Listing |
************
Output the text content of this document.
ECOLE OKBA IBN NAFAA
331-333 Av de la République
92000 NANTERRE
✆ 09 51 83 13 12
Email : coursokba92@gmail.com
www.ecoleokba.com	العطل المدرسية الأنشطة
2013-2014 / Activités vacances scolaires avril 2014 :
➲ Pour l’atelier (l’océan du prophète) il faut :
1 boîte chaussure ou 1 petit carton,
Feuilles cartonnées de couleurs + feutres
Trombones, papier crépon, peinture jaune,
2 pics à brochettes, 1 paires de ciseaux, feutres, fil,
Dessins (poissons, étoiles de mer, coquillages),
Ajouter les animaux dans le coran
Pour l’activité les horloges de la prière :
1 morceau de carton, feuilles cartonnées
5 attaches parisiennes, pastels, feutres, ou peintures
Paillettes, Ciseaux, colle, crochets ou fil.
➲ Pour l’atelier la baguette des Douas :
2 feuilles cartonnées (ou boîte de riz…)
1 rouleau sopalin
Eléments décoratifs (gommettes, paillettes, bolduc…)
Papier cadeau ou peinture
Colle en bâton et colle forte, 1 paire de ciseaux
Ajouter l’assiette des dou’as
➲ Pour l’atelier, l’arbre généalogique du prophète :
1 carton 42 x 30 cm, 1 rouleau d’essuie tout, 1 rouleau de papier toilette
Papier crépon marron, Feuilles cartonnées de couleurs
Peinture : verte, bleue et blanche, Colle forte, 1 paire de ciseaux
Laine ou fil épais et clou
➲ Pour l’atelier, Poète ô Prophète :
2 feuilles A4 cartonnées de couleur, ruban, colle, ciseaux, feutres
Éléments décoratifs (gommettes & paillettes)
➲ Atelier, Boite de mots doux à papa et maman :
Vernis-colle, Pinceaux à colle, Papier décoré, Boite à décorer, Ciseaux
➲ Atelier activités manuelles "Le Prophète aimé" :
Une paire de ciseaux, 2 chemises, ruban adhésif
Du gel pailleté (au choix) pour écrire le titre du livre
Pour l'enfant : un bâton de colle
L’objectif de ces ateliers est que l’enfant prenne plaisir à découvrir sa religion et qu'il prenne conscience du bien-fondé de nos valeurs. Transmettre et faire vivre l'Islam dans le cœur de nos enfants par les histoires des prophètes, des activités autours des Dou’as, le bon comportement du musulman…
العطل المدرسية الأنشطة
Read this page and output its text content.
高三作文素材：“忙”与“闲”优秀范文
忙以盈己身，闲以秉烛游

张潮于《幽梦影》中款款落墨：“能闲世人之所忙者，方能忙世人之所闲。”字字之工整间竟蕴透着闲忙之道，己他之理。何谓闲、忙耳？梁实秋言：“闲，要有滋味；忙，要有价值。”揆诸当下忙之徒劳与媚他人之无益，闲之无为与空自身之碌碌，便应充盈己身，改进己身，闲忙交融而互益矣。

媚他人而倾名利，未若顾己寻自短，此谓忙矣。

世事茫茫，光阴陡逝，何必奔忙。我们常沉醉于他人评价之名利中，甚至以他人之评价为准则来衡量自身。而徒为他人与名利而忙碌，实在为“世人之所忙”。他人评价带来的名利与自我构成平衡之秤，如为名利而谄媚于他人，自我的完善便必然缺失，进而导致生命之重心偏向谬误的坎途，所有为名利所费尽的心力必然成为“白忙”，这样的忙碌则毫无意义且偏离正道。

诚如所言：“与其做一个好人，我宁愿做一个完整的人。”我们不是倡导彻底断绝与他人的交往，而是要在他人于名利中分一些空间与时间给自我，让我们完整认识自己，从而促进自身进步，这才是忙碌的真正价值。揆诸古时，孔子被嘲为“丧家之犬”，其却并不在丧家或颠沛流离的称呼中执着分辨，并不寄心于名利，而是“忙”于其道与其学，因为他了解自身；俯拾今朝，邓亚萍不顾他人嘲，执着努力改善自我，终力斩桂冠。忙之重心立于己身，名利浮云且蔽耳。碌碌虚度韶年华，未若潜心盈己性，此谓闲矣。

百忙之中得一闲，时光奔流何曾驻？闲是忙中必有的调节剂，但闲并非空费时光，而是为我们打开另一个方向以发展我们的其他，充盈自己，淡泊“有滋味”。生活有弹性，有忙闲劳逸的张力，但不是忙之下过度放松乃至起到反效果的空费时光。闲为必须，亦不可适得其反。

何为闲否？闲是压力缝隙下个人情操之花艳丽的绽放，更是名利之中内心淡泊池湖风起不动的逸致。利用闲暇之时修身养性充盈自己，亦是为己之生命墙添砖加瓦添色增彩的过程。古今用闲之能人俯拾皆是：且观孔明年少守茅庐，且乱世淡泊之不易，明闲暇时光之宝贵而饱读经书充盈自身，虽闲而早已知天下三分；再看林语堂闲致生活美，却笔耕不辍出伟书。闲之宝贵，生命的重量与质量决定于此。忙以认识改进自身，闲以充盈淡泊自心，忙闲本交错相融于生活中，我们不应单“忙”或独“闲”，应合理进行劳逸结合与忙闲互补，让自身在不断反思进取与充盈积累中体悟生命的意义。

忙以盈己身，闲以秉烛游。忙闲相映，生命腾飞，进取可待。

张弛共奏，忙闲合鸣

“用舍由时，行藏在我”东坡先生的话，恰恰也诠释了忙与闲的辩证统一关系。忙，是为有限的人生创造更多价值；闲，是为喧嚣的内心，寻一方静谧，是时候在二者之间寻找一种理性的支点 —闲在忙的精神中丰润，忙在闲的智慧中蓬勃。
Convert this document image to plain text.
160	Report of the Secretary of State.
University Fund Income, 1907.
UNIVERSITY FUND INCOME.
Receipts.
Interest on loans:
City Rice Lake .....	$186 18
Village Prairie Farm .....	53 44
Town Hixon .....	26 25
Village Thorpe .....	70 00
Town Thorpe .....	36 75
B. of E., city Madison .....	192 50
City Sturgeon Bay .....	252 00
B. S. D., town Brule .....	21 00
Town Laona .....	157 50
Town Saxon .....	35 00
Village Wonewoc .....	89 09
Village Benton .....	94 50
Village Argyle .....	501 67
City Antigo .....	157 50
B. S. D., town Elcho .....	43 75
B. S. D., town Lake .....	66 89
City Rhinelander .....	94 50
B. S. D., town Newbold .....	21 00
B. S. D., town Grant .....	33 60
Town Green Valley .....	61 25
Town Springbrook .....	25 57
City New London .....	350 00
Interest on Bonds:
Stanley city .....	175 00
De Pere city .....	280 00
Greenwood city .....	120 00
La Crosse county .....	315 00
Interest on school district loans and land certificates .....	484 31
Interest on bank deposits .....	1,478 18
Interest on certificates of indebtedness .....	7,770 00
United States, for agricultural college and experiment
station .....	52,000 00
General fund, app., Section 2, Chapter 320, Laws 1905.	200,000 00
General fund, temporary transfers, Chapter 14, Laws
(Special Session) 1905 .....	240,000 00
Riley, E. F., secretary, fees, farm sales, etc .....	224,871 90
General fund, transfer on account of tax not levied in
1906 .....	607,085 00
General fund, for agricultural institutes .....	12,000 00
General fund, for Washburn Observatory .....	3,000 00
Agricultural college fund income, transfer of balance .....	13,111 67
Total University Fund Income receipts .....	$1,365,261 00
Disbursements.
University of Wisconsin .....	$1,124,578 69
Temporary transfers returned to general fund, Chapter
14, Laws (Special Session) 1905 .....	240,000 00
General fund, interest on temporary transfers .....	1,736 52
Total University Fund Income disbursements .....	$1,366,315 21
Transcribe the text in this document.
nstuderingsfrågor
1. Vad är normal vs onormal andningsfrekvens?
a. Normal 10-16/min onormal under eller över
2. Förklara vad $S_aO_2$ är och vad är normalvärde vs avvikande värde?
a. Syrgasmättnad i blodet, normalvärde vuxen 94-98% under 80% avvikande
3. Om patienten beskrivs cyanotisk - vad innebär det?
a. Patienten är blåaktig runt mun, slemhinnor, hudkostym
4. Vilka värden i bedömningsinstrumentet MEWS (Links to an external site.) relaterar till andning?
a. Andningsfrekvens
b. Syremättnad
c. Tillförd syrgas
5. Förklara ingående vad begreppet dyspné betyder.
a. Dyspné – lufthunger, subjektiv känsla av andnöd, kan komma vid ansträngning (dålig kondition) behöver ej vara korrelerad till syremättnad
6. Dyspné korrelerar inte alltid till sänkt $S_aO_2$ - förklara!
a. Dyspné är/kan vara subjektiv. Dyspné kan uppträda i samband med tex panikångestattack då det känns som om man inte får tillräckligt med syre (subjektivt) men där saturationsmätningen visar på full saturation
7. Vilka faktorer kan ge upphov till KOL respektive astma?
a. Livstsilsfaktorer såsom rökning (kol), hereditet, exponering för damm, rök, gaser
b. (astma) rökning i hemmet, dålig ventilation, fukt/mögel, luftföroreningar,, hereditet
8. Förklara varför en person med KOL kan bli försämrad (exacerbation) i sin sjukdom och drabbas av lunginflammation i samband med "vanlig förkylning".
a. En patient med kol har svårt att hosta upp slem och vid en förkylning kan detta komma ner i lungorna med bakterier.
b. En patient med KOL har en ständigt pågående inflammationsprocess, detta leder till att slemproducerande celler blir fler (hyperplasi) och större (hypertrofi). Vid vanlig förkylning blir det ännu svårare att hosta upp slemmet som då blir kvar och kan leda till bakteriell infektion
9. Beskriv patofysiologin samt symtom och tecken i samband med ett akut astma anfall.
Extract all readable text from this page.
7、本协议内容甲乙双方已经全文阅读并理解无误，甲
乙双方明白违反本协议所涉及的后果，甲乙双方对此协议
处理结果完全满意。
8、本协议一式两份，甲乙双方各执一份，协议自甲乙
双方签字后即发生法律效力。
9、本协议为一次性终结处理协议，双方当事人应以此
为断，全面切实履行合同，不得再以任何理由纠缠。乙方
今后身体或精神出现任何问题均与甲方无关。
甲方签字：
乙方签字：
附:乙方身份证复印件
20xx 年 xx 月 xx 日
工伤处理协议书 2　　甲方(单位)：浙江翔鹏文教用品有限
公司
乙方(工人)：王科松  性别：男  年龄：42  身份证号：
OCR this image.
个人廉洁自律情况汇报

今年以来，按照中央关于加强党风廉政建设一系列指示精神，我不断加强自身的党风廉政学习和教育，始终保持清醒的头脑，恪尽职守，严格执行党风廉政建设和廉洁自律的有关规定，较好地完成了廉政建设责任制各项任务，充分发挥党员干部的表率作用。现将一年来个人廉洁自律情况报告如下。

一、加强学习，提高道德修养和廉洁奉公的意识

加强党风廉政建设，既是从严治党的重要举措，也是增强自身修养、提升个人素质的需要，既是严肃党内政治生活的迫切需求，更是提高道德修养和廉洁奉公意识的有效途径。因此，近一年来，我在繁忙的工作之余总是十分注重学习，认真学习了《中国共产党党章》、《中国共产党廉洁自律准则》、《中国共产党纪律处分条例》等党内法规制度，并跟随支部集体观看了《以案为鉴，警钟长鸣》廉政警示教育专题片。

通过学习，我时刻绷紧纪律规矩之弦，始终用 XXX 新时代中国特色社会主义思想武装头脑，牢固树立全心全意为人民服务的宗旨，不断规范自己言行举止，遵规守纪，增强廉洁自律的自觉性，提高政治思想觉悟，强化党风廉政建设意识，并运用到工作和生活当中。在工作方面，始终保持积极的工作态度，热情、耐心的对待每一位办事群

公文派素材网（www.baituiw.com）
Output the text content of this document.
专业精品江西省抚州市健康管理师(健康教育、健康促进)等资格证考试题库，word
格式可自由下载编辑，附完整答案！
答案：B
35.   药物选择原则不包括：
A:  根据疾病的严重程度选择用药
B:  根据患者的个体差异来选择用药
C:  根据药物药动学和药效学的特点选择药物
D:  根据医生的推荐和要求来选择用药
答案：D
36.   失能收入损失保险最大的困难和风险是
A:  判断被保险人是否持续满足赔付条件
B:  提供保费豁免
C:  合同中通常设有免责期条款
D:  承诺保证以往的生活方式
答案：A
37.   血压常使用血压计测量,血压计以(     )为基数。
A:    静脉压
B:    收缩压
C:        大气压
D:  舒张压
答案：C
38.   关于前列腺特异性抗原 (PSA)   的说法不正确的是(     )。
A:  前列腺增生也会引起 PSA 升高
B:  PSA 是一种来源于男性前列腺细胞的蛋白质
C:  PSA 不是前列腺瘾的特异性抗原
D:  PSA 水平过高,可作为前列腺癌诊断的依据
************
Task requirements | Only the lines from the one containing "OCR this image." through the end of the material should be reproduced, exactly, with both ends included.

Answer for the task |
OCR this image.
个人廉洁自律情况汇报

今年以来，按照中央关于加强党风廉政建设一系列指示精神，我不断加强自身的党风廉政学习和教育，始终保持清醒的头脑，恪尽职守，严格执行党风廉政建设和廉洁自律的有关规定，较好地完成了廉政建设责任制各项任务，充分发挥党员干部的表率作用。现将一年来个人廉洁自律情况报告如下。

一、加强学习，提高道德修养和廉洁奉公的意识

加强党风廉政建设，既是从严治党的重要举措，也是增强自身修养、提升个人素质的需要，既是严肃党内政治生活的迫切需求，更是提高道德修养和廉洁奉公意识的有效途径。因此，近一年来，我在繁忙的工作之余总是十分注重学习，认真学习了《中国共产党党章》、《中国共产党廉洁自律准则》、《中国共产党纪律处分条例》等党内法规制度，并跟随支部集体观看了《以案为鉴，警钟长鸣》廉政警示教育专题片。

通过学习，我时刻绷紧纪律规矩之弦，始终用 XXX 新时代中国特色社会主义思想武装头脑，牢固树立全心全意为人民服务的宗旨，不断规范自己言行举止，遵规守纪，增强廉洁自律的自觉性，提高政治思想觉悟，强化党风廉政建设意识，并运用到工作和生活当中。在工作方面，始终保持积极的工作态度，热情、耐心的对待每一位办事群

公文派素材网（www.baituiw.com）
Output the text content of this document.
专业精品江西省抚州市健康管理师(健康教育、健康促进)等资格证考试题库，word
格式可自由下载编辑，附完整答案！
答案：B
35.   药物选择原则不包括：
A:  根据疾病的严重程度选择用药
B:  根据患者的个体差异来选择用药
C:  根据药物药动学和药效学的特点选择药物
D:  根据医生的推荐和要求来选择用药
答案：D
36.   失能收入损失保险最大的困难和风险是
A:  判断被保险人是否持续满足赔付条件
B:  提供保费豁免
C:  合同中通常设有免责期条款
D:  承诺保证以往的生活方式
答案：A
37.   血压常使用血压计测量,血压计以(     )为基数。
A:    静脉压
B:    收缩压
C:        大气压
D:  舒张压
答案：C
38.   关于前列腺特异性抗原 (PSA)   的说法不正确的是(     )。
A:  前列腺增生也会引起 PSA 升高
B:  PSA 是一种来源于男性前列腺细胞的蛋白质
C:  PSA 不是前列腺瘾的特异性抗原
D:  PSA 水平过高,可作为前列腺癌诊断的依据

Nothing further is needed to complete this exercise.